# Entries supplied
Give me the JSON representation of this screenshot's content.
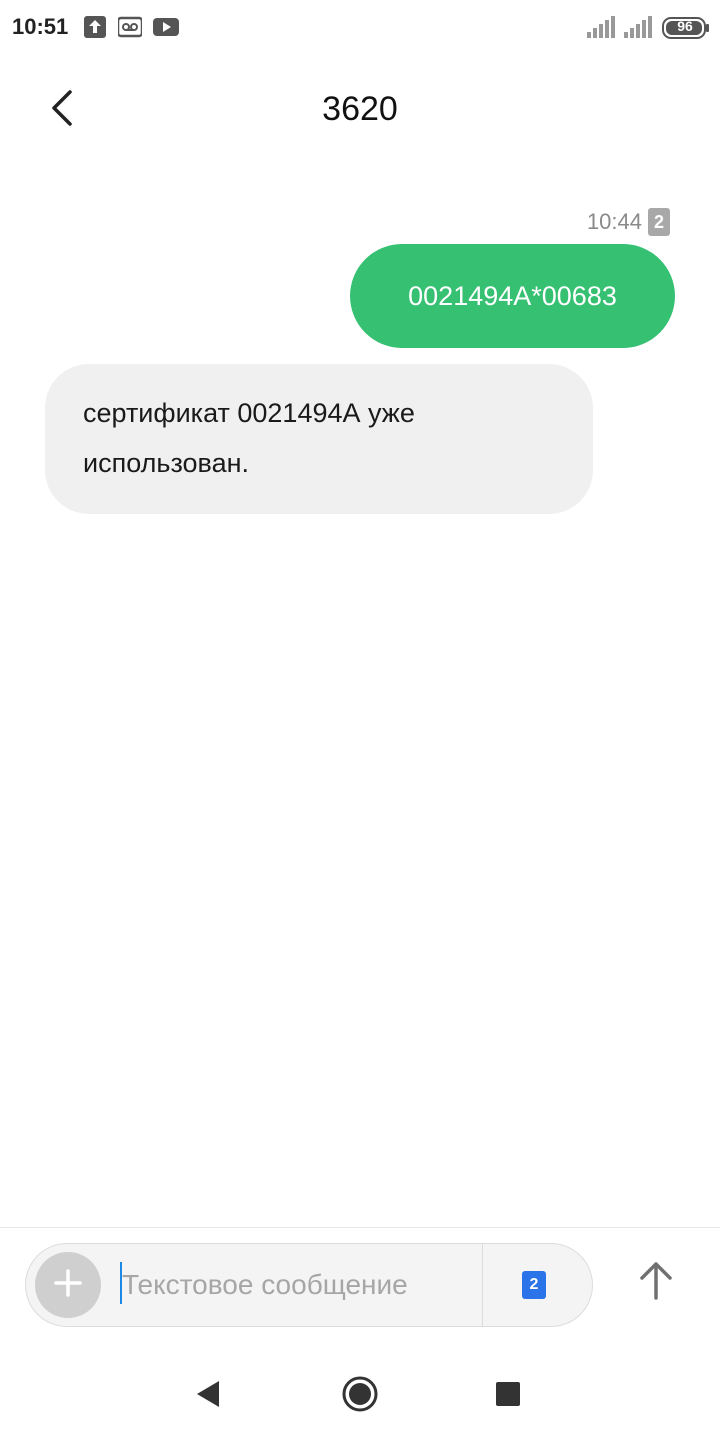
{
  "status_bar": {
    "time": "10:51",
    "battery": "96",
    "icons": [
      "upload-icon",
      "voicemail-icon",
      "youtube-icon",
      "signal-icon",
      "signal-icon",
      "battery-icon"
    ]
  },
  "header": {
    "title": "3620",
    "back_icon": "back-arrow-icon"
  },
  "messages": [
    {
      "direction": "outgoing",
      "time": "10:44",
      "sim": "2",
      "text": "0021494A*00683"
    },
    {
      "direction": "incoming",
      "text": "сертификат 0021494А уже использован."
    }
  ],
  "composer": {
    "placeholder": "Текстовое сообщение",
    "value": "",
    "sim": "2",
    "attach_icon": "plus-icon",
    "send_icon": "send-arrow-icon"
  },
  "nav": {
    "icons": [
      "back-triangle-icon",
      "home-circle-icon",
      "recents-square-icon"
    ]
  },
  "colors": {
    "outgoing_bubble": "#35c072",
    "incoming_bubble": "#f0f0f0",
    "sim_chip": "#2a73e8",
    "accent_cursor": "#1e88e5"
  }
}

# What the task asks
Quote in full the listing given above; the images are to be left out.

# Exercise answer
Give me the JSON representation of this screenshot's content.
{
  "status_bar": {
    "time": "10:51",
    "battery": "96",
    "icons": [
      "upload-icon",
      "voicemail-icon",
      "youtube-icon",
      "signal-icon",
      "signal-icon",
      "battery-icon"
    ]
  },
  "header": {
    "title": "3620",
    "back_icon": "back-arrow-icon"
  },
  "messages": [
    {
      "direction": "outgoing",
      "time": "10:44",
      "sim": "2",
      "text": "0021494A*00683"
    },
    {
      "direction": "incoming",
      "text": "сертификат 0021494А уже использован."
    }
  ],
  "composer": {
    "placeholder": "Текстовое сообщение",
    "value": "",
    "sim": "2",
    "attach_icon": "plus-icon",
    "send_icon": "send-arrow-icon"
  },
  "nav": {
    "icons": [
      "back-triangle-icon",
      "home-circle-icon",
      "recents-square-icon"
    ]
  },
  "colors": {
    "outgoing_bubble": "#35c072",
    "incoming_bubble": "#f0f0f0",
    "sim_chip": "#2a73e8",
    "accent_cursor": "#1e88e5"
  }
}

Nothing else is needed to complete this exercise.